Obiettivo 1:
Elenca tutti i regni e gli imperi nominati nel testo sul tesoro della Corona d'Italia.

Segmento di documento:

Il tesoro della Corona d'Italia è il complesso dei preziosi appartenuti alla famiglia Savoia in qualità di casa regnante del Regno d'Italia, a partire dalla stessa corona italiana.
I gioielli della corona d'Italia comprendono pezzi d'alta gioielleria italiana e straniera fatti realizzare in gran parte sotto il regno di Umberto I; comprendono inoltre molti pezzi provenienti dalla collezione reale del Regno di Sardegna (di cui Vittorio Emanuele II di Savoia era originariamente re) e altri precedenti.
Sono:
gioielli privati, che comprendono i gioielli di uso quotidiano dei membri della famiglia reale;
gioielli del santuario di Oropa, che comprendono i doni effettuati da Casa Savoia al santuario di Oropa, il maggiore santuario mariano del Piemonte, per decorare la chiesa, altari o statue sacre.
Gioielli ufficiali
I gioielli ufficiali erano i propriamente detti "Gioielli della Corona d'Italia" ovvero quel patrimonio di regalie ufficiali che venivano utilizzate dal re e dalla regina di Sardegna prima e d'Italia poi nelle occasioni solenni. Alcuni di questi pezzi sono andati distrutti o persi nel corso dei secoli. Tra i pezzi di maggiori rilievo ricordiamo:
La Corona Ferrea utilizzata come corona reale del Regno d'Italia perché legata sacramentalmente al territorio della penisola e perché già utilizzata in passato dagli imperatori del Sacro Romano Impero per essere incoronati come re d'Italia nel medioevo. Essa venne inoltre usata anche da Napoleone nel suo regno sull'Italia settentrionale e in seguito da tutti i re del Regno Lombardo-Veneto. Quando Vittorio Emanuele II unificò l'Italia essa venne assunta come corona reale con l'obbligo però di non rimuoverla dal duomo di Monza, dove veniva custodita da secoli e dove ancora oggi si trova. La corona è uno dei pezzi più importanti al mondo in fatto di corone non solo per la fabbricazione risalente al IV - V secolo ma anche perché reliquia cristiana in quanto una nota del Cerimoniale Romano del 1159 indica che la Corona Ferrea prende il nome da "quod laminam quondam habet in summitate", affermando che il ferro era in passato sopra la corona, forse come un arco, come in altre corone del tempo e non al suo interno, come si è sostenuto per anni confondendo il presunto chiodo con la lamina interna che tiene unite le lastre (la lamina in questione, infatti, non è di ferro, ma d'argento). In realtà il gioiello non fece mai effettivamente parte della collezione dei gioielli di Casa Savoia, ma rappresentò un simbolo della nazione italiana unita e non venne mai utilizzato durante le incoronazioni dei re d'Italia.

Obiettivo 2:
Trascrivi in un elenco numerato le righe dei record, dall'inizio fino alla riga con "- heatmap-cell: [406, 633, 414, 645]" compresa, escludendo le righe vuote.

Dati mostrati:

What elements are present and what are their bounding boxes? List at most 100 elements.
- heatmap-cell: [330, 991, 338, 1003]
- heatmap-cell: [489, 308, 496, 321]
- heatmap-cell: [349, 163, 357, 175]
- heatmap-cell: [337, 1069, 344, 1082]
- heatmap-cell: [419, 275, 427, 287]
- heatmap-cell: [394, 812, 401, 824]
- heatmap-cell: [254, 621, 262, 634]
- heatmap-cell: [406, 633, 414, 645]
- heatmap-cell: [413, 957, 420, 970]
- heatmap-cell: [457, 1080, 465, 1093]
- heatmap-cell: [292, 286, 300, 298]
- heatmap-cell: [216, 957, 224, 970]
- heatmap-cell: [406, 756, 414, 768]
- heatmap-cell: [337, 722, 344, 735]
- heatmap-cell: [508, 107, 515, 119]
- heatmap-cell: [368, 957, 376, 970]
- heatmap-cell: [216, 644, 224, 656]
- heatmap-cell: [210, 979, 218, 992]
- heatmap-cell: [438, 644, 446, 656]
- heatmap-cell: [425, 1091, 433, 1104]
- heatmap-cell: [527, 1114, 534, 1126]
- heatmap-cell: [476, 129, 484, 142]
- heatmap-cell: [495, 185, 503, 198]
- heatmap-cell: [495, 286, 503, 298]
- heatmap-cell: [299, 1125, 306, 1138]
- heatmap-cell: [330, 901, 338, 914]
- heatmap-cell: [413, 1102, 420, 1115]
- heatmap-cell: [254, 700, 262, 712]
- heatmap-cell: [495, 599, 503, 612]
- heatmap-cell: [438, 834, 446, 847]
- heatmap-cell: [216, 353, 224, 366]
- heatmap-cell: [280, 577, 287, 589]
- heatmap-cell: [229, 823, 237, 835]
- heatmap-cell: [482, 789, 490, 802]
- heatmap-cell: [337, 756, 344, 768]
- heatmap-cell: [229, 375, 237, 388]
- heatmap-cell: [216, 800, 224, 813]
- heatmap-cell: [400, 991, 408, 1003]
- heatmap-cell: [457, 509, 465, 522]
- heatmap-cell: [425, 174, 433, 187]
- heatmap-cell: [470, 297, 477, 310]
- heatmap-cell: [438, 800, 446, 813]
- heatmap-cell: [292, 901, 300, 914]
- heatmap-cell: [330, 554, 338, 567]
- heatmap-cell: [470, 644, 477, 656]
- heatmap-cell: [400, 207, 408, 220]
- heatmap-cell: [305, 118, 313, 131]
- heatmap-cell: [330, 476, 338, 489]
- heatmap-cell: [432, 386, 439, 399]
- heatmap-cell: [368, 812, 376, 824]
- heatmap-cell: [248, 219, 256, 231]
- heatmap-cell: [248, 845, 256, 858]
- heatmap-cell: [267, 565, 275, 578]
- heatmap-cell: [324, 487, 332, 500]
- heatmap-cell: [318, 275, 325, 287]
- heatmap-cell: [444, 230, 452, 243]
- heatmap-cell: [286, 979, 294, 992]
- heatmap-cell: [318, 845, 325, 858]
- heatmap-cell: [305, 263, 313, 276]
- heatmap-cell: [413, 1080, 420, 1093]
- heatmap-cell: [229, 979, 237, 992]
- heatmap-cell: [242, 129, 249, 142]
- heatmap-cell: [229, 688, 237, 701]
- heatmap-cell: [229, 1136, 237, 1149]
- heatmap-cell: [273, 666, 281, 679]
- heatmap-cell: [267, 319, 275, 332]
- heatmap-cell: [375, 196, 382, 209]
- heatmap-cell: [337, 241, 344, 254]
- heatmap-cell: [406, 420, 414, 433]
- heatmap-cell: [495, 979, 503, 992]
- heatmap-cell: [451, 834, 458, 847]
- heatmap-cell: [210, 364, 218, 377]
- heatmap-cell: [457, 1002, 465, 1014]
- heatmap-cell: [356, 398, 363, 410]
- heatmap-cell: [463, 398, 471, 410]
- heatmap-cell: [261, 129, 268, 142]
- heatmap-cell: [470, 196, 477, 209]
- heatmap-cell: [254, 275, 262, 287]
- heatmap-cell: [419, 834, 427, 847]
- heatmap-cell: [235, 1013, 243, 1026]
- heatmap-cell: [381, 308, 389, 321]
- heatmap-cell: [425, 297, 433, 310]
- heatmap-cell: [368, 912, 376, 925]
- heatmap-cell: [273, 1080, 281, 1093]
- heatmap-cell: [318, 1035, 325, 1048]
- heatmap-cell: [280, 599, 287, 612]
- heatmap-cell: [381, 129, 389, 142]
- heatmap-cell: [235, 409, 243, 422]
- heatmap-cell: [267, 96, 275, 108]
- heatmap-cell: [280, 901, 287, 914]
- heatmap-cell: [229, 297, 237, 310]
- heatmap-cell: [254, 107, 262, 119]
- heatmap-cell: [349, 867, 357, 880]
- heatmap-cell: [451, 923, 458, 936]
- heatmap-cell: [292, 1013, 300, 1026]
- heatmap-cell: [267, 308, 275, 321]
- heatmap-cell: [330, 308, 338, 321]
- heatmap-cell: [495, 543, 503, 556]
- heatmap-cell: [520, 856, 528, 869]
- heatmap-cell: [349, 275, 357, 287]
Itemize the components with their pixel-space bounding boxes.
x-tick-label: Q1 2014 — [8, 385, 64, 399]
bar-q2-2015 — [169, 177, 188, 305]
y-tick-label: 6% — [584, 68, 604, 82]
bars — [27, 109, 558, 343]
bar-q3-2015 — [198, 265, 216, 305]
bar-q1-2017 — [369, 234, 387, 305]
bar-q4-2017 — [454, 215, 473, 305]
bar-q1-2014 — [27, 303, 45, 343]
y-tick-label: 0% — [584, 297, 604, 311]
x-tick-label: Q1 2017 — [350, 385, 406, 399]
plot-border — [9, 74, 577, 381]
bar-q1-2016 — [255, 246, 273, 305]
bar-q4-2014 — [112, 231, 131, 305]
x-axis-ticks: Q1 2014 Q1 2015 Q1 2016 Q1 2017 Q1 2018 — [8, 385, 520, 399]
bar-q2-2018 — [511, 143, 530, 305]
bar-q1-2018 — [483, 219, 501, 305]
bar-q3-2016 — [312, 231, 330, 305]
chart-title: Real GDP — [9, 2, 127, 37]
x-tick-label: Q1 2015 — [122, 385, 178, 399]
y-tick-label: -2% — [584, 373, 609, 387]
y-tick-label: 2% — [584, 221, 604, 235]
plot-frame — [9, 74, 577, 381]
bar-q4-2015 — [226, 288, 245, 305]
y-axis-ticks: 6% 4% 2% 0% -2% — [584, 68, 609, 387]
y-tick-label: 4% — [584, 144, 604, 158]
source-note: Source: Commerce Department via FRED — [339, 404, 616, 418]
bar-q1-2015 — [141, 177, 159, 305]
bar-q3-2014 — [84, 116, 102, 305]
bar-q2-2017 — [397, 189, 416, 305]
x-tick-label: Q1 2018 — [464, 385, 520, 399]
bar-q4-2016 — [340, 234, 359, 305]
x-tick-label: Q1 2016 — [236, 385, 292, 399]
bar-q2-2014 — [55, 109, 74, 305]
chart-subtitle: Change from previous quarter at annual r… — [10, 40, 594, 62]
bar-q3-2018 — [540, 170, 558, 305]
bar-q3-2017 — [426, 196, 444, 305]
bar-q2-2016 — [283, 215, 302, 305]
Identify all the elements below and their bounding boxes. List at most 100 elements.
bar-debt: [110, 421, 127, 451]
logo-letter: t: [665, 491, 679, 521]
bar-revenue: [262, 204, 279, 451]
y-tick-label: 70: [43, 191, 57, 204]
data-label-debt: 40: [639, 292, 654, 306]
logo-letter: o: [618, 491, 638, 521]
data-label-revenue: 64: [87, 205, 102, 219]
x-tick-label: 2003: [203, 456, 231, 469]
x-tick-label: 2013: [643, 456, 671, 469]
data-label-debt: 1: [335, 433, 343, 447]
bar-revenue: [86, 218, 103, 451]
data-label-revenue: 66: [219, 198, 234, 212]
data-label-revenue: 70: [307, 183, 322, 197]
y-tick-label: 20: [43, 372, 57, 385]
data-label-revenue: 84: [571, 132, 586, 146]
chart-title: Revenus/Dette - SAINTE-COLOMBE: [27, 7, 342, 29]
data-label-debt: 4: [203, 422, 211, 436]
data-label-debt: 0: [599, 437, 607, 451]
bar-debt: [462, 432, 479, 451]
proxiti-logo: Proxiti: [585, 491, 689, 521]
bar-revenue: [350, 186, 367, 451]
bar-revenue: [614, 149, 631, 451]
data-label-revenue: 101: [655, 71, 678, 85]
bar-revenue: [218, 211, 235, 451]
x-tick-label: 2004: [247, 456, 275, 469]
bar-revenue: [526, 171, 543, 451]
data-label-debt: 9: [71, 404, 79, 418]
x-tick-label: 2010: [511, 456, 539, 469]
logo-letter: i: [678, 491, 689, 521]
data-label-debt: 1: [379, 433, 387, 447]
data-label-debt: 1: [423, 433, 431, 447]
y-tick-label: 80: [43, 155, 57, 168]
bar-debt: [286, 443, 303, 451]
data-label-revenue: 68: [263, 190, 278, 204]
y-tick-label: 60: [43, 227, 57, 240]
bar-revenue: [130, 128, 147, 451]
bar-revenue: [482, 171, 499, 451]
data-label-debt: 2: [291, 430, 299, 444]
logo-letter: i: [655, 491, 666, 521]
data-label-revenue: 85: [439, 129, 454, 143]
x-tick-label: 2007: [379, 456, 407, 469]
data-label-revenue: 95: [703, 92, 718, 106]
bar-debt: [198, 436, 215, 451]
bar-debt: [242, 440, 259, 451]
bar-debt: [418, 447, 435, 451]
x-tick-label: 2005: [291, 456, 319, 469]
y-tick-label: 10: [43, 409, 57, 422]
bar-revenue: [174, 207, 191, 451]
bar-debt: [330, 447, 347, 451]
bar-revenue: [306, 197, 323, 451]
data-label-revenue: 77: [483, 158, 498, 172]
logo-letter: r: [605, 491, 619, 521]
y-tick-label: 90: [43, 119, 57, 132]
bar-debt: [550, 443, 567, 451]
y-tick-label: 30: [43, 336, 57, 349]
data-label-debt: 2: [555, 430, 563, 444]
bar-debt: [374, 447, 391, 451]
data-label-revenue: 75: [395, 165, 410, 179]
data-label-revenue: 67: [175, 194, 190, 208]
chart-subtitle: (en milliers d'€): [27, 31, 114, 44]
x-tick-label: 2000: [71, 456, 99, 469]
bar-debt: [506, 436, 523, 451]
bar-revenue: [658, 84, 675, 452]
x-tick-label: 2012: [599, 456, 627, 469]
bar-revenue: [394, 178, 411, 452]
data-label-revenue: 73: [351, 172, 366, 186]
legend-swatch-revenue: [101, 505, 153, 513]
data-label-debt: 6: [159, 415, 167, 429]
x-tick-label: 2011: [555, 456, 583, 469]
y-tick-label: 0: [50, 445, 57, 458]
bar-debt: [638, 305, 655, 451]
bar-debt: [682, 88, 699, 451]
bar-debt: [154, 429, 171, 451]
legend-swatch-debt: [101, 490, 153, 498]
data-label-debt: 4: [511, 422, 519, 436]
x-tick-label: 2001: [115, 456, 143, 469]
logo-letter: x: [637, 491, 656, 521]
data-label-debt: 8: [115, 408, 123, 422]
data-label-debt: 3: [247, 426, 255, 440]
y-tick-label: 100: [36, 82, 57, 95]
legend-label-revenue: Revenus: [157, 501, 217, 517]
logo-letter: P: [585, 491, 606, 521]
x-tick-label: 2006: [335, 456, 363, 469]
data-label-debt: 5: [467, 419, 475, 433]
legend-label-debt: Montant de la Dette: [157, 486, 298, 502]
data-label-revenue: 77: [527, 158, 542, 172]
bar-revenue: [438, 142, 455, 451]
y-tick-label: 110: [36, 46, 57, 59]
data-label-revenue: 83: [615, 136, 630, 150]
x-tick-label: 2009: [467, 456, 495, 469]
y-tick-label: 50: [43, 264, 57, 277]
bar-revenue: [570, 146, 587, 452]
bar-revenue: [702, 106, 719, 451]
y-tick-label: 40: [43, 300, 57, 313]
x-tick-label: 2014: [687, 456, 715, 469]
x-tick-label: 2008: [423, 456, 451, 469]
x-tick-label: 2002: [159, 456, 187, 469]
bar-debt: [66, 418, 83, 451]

Soluzione esercizio 1:
- Regno d'Italia
- Regno di Sardegna
- Sacro Romano Impero
- Regno Lombardo-Veneto

Soluzione esercizio 2:
1. What elements are present and what are their bounding boxes? List at most 100 elements.
2. - heatmap-cell: [330, 991, 338, 1003]
3. - heatmap-cell: [489, 308, 496, 321]
4. - heatmap-cell: [349, 163, 357, 175]
5. - heatmap-cell: [337, 1069, 344, 1082]
6. - heatmap-cell: [419, 275, 427, 287]
7. - heatmap-cell: [394, 812, 401, 824]
8. - heatmap-cell: [254, 621, 262, 634]
9. - heatmap-cell: [406, 633, 414, 645]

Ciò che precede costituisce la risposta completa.